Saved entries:
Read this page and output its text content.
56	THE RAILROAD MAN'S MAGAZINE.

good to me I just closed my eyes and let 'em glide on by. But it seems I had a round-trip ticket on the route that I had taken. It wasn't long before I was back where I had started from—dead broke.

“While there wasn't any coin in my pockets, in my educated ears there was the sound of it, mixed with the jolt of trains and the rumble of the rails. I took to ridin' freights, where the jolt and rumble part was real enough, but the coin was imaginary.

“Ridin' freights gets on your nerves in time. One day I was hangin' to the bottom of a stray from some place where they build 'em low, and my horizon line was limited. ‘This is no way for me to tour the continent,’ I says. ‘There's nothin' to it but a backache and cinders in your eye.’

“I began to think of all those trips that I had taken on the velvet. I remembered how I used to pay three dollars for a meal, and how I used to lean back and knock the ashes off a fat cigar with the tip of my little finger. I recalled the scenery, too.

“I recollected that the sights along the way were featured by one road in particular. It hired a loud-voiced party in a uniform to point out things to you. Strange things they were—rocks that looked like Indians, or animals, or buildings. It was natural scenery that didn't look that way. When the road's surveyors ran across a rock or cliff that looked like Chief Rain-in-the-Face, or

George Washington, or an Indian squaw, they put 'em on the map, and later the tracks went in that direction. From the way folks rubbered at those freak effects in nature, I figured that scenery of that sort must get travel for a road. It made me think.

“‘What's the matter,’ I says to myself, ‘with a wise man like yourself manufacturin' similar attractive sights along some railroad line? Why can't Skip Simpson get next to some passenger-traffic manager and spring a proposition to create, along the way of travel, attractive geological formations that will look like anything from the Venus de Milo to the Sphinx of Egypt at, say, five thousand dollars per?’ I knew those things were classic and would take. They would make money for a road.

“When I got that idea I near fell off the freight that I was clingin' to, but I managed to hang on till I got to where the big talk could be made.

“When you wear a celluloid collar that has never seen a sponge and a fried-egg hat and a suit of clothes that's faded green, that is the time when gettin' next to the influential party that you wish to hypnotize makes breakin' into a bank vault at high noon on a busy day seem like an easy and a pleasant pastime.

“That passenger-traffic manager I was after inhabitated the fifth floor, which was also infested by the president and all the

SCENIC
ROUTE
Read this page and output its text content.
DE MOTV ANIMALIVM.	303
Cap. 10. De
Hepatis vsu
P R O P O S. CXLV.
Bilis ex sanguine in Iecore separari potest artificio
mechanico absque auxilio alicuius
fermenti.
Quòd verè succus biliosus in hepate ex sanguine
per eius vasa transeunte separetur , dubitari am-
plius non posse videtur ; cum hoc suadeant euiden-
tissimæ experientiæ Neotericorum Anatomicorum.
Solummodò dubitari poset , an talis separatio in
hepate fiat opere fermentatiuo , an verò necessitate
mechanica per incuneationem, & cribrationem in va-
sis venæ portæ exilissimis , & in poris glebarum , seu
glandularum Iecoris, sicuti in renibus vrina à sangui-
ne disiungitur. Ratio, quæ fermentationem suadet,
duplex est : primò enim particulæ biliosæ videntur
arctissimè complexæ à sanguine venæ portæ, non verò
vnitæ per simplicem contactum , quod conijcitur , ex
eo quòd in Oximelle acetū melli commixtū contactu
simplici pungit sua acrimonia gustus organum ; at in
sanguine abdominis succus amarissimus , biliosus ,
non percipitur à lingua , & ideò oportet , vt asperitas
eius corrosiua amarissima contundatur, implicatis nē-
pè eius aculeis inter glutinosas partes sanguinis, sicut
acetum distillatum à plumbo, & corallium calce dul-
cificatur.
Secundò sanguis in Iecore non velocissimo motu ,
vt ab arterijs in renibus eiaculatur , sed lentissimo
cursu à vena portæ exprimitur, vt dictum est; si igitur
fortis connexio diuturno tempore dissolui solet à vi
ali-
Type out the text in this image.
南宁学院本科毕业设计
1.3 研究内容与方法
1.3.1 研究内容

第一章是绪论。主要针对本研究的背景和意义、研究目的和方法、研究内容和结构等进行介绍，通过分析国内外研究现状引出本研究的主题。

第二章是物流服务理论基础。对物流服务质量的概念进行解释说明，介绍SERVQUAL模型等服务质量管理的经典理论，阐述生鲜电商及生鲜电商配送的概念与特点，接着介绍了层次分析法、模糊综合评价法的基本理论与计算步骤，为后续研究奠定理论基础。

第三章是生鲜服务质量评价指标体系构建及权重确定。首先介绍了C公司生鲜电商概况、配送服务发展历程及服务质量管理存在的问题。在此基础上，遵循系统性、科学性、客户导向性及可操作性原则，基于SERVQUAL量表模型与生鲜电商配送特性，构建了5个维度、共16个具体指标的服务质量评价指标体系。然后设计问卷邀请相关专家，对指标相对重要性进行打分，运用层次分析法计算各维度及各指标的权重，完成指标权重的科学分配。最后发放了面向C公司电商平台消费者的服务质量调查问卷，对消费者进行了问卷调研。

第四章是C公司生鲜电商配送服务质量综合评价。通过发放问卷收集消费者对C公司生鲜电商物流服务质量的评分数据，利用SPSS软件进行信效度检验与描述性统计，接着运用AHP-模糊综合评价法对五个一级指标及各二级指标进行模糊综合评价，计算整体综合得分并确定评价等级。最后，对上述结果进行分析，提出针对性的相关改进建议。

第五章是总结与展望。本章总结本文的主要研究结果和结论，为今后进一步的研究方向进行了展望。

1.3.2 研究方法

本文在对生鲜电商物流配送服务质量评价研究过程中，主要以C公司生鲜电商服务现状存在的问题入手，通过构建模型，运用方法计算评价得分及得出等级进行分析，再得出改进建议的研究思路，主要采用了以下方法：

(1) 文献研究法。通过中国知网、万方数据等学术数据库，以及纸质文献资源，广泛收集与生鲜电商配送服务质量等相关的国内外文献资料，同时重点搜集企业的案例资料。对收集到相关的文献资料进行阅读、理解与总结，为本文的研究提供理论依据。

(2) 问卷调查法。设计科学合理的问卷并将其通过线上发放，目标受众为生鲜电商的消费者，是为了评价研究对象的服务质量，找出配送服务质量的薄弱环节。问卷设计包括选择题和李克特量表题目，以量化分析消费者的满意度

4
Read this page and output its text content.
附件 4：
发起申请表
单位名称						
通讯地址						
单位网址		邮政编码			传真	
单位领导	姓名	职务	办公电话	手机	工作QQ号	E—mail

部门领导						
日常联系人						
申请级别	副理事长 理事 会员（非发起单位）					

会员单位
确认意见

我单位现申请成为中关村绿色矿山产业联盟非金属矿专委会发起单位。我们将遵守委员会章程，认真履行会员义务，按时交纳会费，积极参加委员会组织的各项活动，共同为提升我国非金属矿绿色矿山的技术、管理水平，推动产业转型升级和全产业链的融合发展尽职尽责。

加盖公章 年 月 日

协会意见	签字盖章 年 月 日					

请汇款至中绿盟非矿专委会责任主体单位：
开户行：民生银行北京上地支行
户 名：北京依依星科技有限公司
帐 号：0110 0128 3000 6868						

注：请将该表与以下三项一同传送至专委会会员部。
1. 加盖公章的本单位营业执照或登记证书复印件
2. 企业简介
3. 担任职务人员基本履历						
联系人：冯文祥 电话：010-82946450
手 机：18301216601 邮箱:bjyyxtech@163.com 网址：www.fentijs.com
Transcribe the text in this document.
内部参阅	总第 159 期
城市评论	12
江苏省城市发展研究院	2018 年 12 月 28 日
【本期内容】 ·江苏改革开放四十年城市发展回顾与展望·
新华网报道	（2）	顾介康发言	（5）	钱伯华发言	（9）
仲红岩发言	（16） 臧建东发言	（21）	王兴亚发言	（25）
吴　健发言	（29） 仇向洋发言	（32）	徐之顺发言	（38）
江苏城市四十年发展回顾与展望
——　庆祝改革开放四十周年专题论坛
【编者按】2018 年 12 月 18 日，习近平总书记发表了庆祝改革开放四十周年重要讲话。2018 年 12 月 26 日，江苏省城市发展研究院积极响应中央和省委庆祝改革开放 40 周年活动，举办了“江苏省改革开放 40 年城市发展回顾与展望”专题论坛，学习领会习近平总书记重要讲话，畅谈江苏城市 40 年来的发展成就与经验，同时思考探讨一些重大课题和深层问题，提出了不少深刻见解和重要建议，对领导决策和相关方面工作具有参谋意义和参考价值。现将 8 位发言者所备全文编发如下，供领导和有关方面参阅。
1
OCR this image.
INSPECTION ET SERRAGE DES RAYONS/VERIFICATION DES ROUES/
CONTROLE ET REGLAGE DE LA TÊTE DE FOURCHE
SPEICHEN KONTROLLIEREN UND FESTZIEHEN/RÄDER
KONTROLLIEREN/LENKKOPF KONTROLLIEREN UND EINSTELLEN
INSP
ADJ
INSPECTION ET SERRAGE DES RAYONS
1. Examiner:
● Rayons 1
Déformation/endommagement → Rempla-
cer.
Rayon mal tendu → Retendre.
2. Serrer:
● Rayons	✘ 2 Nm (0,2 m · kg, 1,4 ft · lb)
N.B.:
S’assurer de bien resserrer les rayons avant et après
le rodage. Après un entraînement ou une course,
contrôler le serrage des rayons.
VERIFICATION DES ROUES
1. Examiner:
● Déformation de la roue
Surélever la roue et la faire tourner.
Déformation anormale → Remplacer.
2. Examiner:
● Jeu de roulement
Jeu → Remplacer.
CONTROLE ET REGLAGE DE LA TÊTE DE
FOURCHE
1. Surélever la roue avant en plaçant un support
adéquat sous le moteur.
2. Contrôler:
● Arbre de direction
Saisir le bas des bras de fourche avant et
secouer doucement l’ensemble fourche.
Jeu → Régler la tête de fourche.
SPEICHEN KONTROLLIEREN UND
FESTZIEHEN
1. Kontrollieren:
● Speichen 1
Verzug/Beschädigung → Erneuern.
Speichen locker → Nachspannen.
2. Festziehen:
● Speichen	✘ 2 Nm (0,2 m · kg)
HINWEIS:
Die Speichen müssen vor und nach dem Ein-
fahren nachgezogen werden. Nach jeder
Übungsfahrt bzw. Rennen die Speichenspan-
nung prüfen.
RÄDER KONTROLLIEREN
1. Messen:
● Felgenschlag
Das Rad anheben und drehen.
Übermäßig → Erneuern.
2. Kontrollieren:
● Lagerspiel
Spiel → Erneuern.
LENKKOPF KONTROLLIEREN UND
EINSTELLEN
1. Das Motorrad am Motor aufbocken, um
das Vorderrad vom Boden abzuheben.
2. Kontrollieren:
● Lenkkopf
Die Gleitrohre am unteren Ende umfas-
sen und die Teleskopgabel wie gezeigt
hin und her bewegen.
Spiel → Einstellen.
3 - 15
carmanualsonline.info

DIRECTIONS FOR THIS TASK:
Pick out and copy the lines of the entries that hold the string "Surélever".

FINAL RESULT:
Surélever la roue et la faire tourner.
1. Surélever la roue avant en plaçant un support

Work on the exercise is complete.